:: YOUR OBJECTIVE ::
Every line with the word "name" in it should be extracted from the data that follows.
-------------------------
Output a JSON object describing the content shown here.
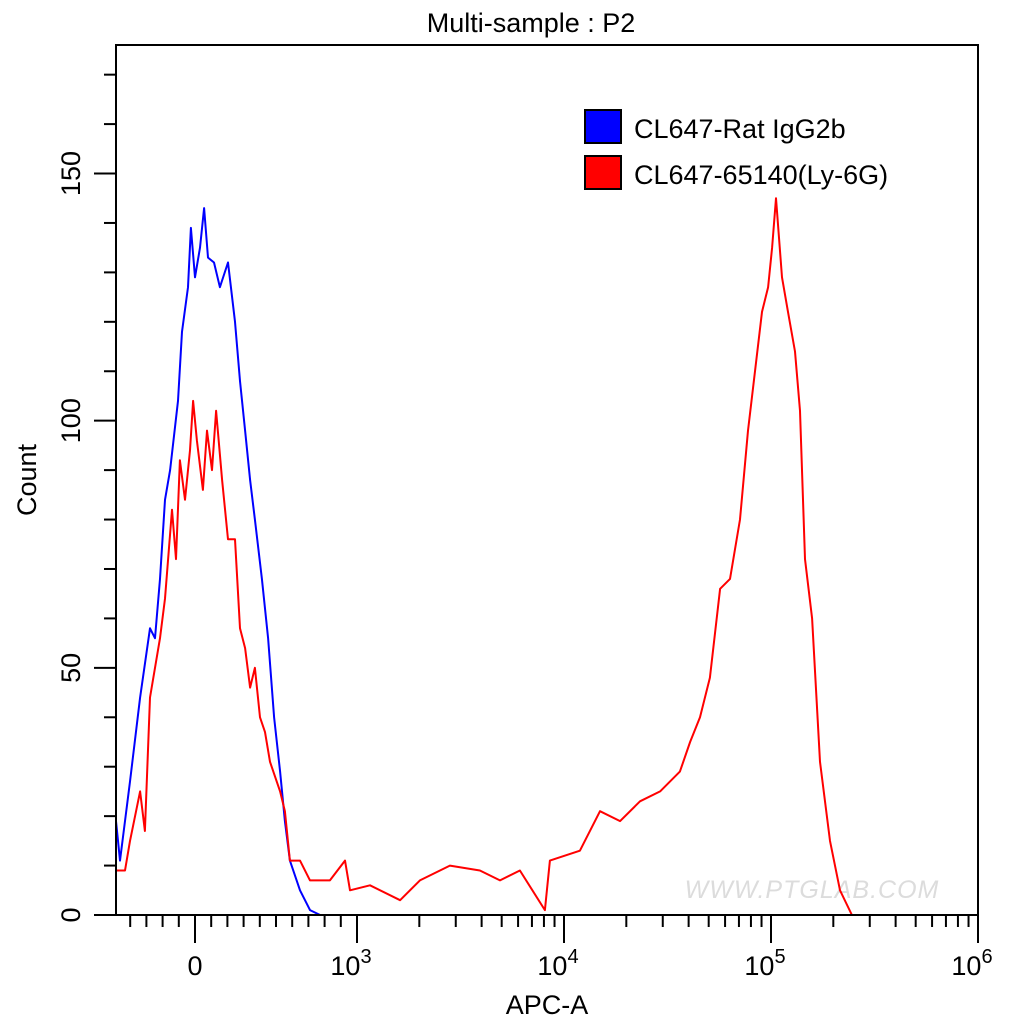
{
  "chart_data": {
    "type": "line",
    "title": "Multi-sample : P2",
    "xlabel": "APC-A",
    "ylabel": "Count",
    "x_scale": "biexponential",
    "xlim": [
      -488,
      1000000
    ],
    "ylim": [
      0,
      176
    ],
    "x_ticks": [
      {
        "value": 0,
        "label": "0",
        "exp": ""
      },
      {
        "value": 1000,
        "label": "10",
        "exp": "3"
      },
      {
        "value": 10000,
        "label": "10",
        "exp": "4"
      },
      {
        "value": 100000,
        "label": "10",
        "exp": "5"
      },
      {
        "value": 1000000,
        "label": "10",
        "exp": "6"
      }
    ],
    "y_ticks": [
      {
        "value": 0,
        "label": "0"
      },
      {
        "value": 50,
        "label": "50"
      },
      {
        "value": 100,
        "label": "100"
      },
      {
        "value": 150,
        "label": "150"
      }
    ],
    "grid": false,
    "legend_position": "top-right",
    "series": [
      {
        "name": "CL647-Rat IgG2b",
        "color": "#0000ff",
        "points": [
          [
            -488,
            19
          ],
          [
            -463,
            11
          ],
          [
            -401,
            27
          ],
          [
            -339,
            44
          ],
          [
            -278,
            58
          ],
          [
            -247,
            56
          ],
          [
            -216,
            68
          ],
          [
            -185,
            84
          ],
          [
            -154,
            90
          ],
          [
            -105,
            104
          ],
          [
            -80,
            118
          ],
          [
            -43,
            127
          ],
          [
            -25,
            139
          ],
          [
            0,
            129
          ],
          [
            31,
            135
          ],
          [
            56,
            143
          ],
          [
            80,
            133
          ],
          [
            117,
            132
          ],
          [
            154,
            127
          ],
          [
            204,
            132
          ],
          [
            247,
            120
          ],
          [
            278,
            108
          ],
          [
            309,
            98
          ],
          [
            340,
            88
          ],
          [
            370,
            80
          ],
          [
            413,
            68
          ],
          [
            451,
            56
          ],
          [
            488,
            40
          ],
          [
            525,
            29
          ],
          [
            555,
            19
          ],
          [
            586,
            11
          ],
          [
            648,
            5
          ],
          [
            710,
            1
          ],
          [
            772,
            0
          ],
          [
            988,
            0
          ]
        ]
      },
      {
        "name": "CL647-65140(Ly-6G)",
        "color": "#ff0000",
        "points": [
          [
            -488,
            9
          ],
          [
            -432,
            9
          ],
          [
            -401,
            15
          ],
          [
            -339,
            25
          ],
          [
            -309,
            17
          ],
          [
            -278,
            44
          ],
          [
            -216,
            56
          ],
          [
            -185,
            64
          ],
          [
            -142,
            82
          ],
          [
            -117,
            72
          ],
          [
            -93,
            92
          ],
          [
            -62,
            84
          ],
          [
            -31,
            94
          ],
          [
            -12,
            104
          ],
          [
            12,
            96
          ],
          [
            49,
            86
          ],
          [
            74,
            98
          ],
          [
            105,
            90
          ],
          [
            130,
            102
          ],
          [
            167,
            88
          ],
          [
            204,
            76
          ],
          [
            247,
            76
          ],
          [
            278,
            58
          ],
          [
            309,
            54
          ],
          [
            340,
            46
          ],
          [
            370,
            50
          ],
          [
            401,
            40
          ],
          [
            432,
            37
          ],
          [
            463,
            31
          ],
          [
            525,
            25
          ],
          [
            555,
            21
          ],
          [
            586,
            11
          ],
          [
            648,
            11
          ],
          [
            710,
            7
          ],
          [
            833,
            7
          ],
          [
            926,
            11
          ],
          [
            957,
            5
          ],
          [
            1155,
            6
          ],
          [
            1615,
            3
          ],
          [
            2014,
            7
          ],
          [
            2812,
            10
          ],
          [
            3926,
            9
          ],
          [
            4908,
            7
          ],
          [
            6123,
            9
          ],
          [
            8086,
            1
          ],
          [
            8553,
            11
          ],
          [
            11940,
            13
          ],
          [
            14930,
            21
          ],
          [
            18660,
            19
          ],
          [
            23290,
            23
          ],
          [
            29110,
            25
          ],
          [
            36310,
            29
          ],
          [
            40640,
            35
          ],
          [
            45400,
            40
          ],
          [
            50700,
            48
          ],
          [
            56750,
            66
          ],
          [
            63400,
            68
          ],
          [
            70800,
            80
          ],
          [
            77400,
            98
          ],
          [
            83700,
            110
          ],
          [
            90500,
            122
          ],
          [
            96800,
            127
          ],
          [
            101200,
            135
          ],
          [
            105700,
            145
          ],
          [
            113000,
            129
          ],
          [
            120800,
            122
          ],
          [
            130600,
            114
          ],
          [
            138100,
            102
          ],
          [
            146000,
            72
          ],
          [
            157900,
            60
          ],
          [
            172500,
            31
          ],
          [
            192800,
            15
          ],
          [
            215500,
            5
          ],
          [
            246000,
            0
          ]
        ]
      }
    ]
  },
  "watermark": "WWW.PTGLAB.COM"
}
-------------------------
:: FINISHED ANSWER ::
        "name": "CL647-Rat IgG2b",
        "name": "CL647-65140(Ly-6G)",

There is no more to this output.